(Records in a dataset)
┌────────

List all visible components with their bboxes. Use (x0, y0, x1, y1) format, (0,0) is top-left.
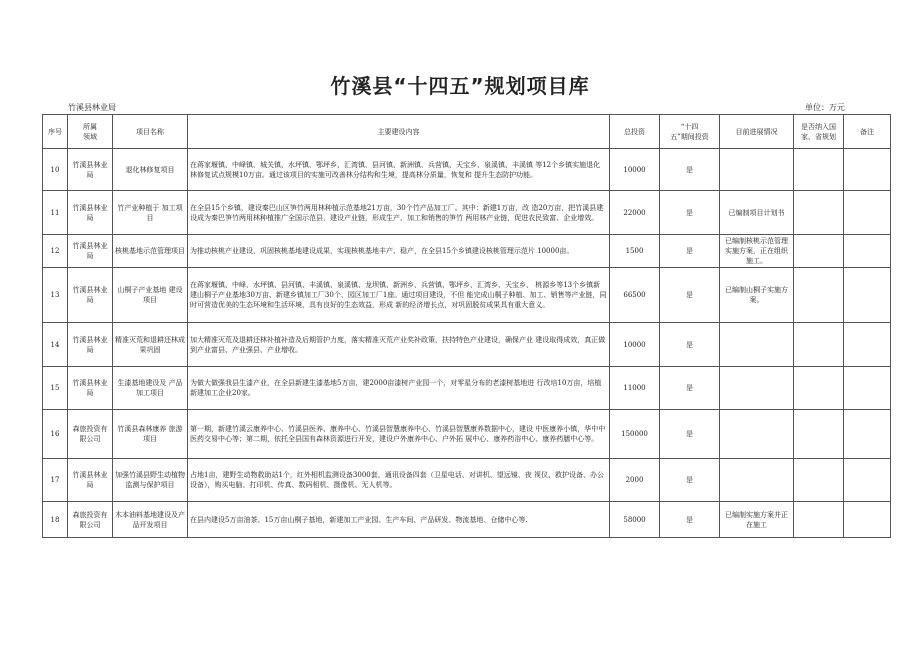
header-included: 是否纳入国家、省规划 (794, 115, 844, 149)
row-total: 58000 (610, 502, 660, 538)
row-domain: 竹溪县林业局 (68, 367, 113, 410)
row-content: 在蒋家堰镇、中峰、水坪镇、县河镇、丰溪镇、泉溪镇、龙坝镇、新洲乡、兵营镇、鄂坪乡、汇湾乡、天宝乡、 桃源乡等13个乡镇新建山桐子产业基地30万亩、新建乡镇加工厂30个、园区加工厂1座。通过项目建设，不但 能完成山桐子种植、加工、销售等产业链，同时可营造优美的生态环境和生活环境，具有良好的生态效益，形成 新的经济增长点，对巩固脱贫成果具有重大意义。 (188, 268, 610, 323)
row-period: 是 (660, 149, 720, 191)
row-domain: 森旅投资有限公司 (68, 502, 113, 538)
row-name: 竹产业种植于 加工项目 (113, 191, 188, 235)
table-row (43, 502, 891, 538)
row-note (844, 235, 891, 268)
unit-label: 单位：万元 (805, 103, 845, 112)
row-note (844, 410, 891, 459)
table-row (43, 268, 891, 323)
row-period: 是 (660, 323, 720, 367)
row-content: 第一期，新建竹溪云康养中心、竹溪县医养、康养中心、竹溪县智慧康养中心、竹溪县智慧康养数据中心，建设 中医康养小镇，华中中医药交易中心等；第二期，依托全县国有森林资源进行开发，建设户外康养中心、户外拓 展中心、康养药浴中心、康养药膳中心等。 (188, 410, 610, 459)
row-included (794, 323, 844, 367)
row-name: 核桃基地示范管理项目 (113, 235, 188, 268)
row-period: 是 (660, 235, 720, 268)
page-title: 竹溪县“十四五”规划项目库 (330, 74, 590, 98)
row-domain: 森旅投资有限公司 (68, 410, 113, 459)
row-progress: 已编制实施方案并正在施工 (720, 502, 794, 538)
row-total: 10000 (610, 149, 660, 191)
header-period: “十四 五”期间投资 (660, 115, 720, 149)
row-seq: 14 (43, 323, 68, 367)
row-content: 在蒋家堰镇、中峰镇、城关镇、水坪镇、鄂坪乡、汇湾镇、县河镇、新洲镇、兵营镇、天宝乡、泉溪镇、丰溪镇 等12个乡镇实施退化林修复试点规模10万亩。通过该项目的实施可改善林分结构和生境，提高林分质量，恢复和 提升生态防护功能。 (188, 149, 610, 191)
row-seq: 10 (43, 149, 68, 191)
row-total: 22000 (610, 191, 660, 235)
row-progress: 已编制山桐子实施方案。 (720, 268, 794, 323)
row-content: 占地1亩，建野生动物救助站1个，红外相机监测设备3000套，通讯设备四套（卫星电话、对讲机、望远镜、夜 视仪、救护设备、办公设备），购买电脑、打印机、传真、数码相机、摄像机、无人机等。 (188, 459, 610, 502)
table-row (43, 149, 891, 191)
header-content: 主要建设内容 (188, 115, 610, 149)
row-name: 加强竹溪县野生动植物监测与保护项目 (113, 459, 188, 502)
row-content: 为推动核桃产业建设，巩固核桃基地建设成果，实现核桃基地丰产、稳产，在全县15个乡镇建设核桃管理示范片 10000亩。 (188, 235, 610, 268)
table-row (43, 367, 891, 410)
table-header-row (43, 115, 891, 149)
row-period: 是 (660, 502, 720, 538)
row-total: 11000 (610, 367, 660, 410)
row-name: 退化林修复项目 (113, 149, 188, 191)
row-name: 山桐子产业基地 建设项目 (113, 268, 188, 323)
row-total: 2000 (610, 459, 660, 502)
row-name: 生漆基地建设及 产品加工项目 (113, 367, 188, 410)
row-domain: 竹溪县林业局 (68, 149, 113, 191)
row-note (844, 323, 891, 367)
row-period: 是 (660, 268, 720, 323)
row-included (794, 191, 844, 235)
row-note (844, 149, 891, 191)
table-row (43, 410, 891, 459)
header-seq: 序号 (43, 115, 68, 149)
row-progress (720, 149, 794, 191)
row-note (844, 502, 891, 538)
row-included (794, 502, 844, 538)
project-table (42, 114, 891, 538)
row-note (844, 459, 891, 502)
header-name: 项目名称 (113, 115, 188, 149)
row-content: 加大精准灭荒及退耕还林补植补造及后期管护力度，落实精准灭荒产业奖补政策，扶持特色产业建设，确保产业 建设取得成效，真正做到产业富县、产业强县、产业增收。 (188, 323, 610, 367)
row-note (844, 367, 891, 410)
row-note (844, 191, 891, 235)
row-total: 66500 (610, 268, 660, 323)
table-row (43, 191, 891, 235)
table-row (43, 323, 891, 367)
row-progress: 已编制核桃示范管理实施方案，正在组织施工。 (720, 235, 794, 268)
row-domain: 竹溪县林业局 (68, 191, 113, 235)
row-period: 是 (660, 191, 720, 235)
row-seq: 13 (43, 268, 68, 323)
row-content: 在县内建设5万亩油茶、15万亩山桐子基地，新建加工产业园、生产车间、产品研发、物流基地、仓储中心等. (188, 502, 610, 538)
row-progress: 已编制项目计划书 (720, 191, 794, 235)
row-seq: 12 (43, 235, 68, 268)
row-seq: 17 (43, 459, 68, 502)
row-period: 是 (660, 459, 720, 502)
table-row (43, 459, 891, 502)
row-period: 是 (660, 367, 720, 410)
row-content: 在全县15个乡镇，建设秦巴山区笋竹两用林种植示范基地21万亩，30个竹产品加工厂。其中：新建1万亩，改 造20万亩，把竹溪县建设成为秦巴笋竹两用林种植推广全国示范县，建设产业链，形成生产、加工和销售的笋竹 两用林产业链，促进农民致富、企业增效。 (188, 191, 610, 235)
header-total: 总投资 (610, 115, 660, 149)
row-total: 1500 (610, 235, 660, 268)
row-total: 150000 (610, 410, 660, 459)
row-name: 木本油料基地建设及产品开发项目 (113, 502, 188, 538)
row-domain: 竹溪县林业局 (68, 323, 113, 367)
row-seq: 18 (43, 502, 68, 538)
row-domain: 竹溪县林业局 (68, 235, 113, 268)
row-note (844, 268, 891, 323)
row-included (794, 235, 844, 268)
row-included (794, 459, 844, 502)
row-included (794, 367, 844, 410)
row-progress (720, 323, 794, 367)
row-included (794, 149, 844, 191)
header-domain: 所属 领域 (68, 115, 113, 149)
row-included (794, 268, 844, 323)
row-period: 是 (660, 410, 720, 459)
header-progress: 目前进展情况 (720, 115, 794, 149)
row-content: 为做大做强我县生漆产业，在全县新建生漆基地5万亩，建2000亩漆树产业园一个，对零星分布的老漆树基地进 行改培10万亩，培植新建加工企业20家。 (188, 367, 610, 410)
row-included (794, 410, 844, 459)
issuer-label: 竹溪县林业局 (68, 103, 116, 112)
row-domain: 竹溪县林业局 (68, 268, 113, 323)
row-progress (720, 459, 794, 502)
row-seq: 16 (43, 410, 68, 459)
table-row (43, 235, 891, 268)
row-seq: 11 (43, 191, 68, 235)
header-note: 备注 (844, 115, 891, 149)
row-domain: 竹溪县林业局 (68, 459, 113, 502)
row-seq: 15 (43, 367, 68, 410)
row-progress (720, 410, 794, 459)
row-progress (720, 367, 794, 410)
row-name: 竹溪县森林康养 旅游项目 (113, 410, 188, 459)
row-name: 精准灭荒和退耕还林成果巩固 (113, 323, 188, 367)
row-total: 10000 (610, 323, 660, 367)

└────────

Please copy out the lines of the data verbatim, beginning at the line that contains "header-included: 是否纳入国家、省规划 (794, 115, 844, 149)" and stopping after the line that contains "header-content: 主要建设内容 (188, 115, 610, 149)".

header-included: 是否纳入国家、省规划 (794, 115, 844, 149)
row-total: 58000 (610, 502, 660, 538)
row-domain: 竹溪县林业局 (68, 367, 113, 410)
row-content: 在蒋家堰镇、中峰、水坪镇、县河镇、丰溪镇、泉溪镇、龙坝镇、新洲乡、兵营镇、鄂坪乡、汇湾乡、天宝乡、 桃源乡等13个乡镇新建山桐子产业基地30万亩、新建乡镇加工厂30个、园区加工厂1座。通过项目建设，不但 能完成山桐子种植、加工、销售等产业链，同时可营造优美的生态环境和生活环境，具有良好的生态效益，形成 新的经济增长点，对巩固脱贫成果具有重大意义。 (188, 268, 610, 323)
row-period: 是 (660, 149, 720, 191)
row-domain: 森旅投资有限公司 (68, 502, 113, 538)
row-name: 竹产业种植于 加工项目 (113, 191, 188, 235)
table-row (43, 502, 891, 538)
row-note (844, 235, 891, 268)
unit-label: 单位：万元 (805, 103, 845, 112)
row-note (844, 410, 891, 459)
table-row (43, 268, 891, 323)
row-period: 是 (660, 323, 720, 367)
row-content: 第一期，新建竹溪云康养中心、竹溪县医养、康养中心、竹溪县智慧康养中心、竹溪县智慧康养数据中心，建设 中医康养小镇，华中中医药交易中心等；第二期，依托全县国有森林资源进行开发，建设户外康养中心、户外拓 展中心、康养药浴中心、康养药膳中心等。 (188, 410, 610, 459)
row-included (794, 323, 844, 367)
row-name: 核桃基地示范管理项目 (113, 235, 188, 268)
row-period: 是 (660, 235, 720, 268)
page-title: 竹溪县“十四五”规划项目库 (330, 74, 590, 98)
row-domain: 森旅投资有限公司 (68, 410, 113, 459)
row-progress: 已编制实施方案并正在施工 (720, 502, 794, 538)
row-total: 10000 (610, 149, 660, 191)
header-period: “十四 五”期间投资 (660, 115, 720, 149)
row-seq: 14 (43, 323, 68, 367)
row-content: 在蒋家堰镇、中峰镇、城关镇、水坪镇、鄂坪乡、汇湾镇、县河镇、新洲镇、兵营镇、天宝乡、泉溪镇、丰溪镇 等12个乡镇实施退化林修复试点规模10万亩。通过该项目的实施可改善林分结构和生境，提高林分质量，恢复和 提升生态防护功能。 (188, 149, 610, 191)
row-seq: 10 (43, 149, 68, 191)
row-total: 22000 (610, 191, 660, 235)
row-progress: 已编制山桐子实施方案。 (720, 268, 794, 323)
row-content: 占地1亩，建野生动物救助站1个，红外相机监测设备3000套，通讯设备四套（卫星电话、对讲机、望远镜、夜 视仪、救护设备、办公设备），购买电脑、打印机、传真、数码相机、摄像机、无人机等。 (188, 459, 610, 502)
table-row (43, 149, 891, 191)
header-content: 主要建设内容 (188, 115, 610, 149)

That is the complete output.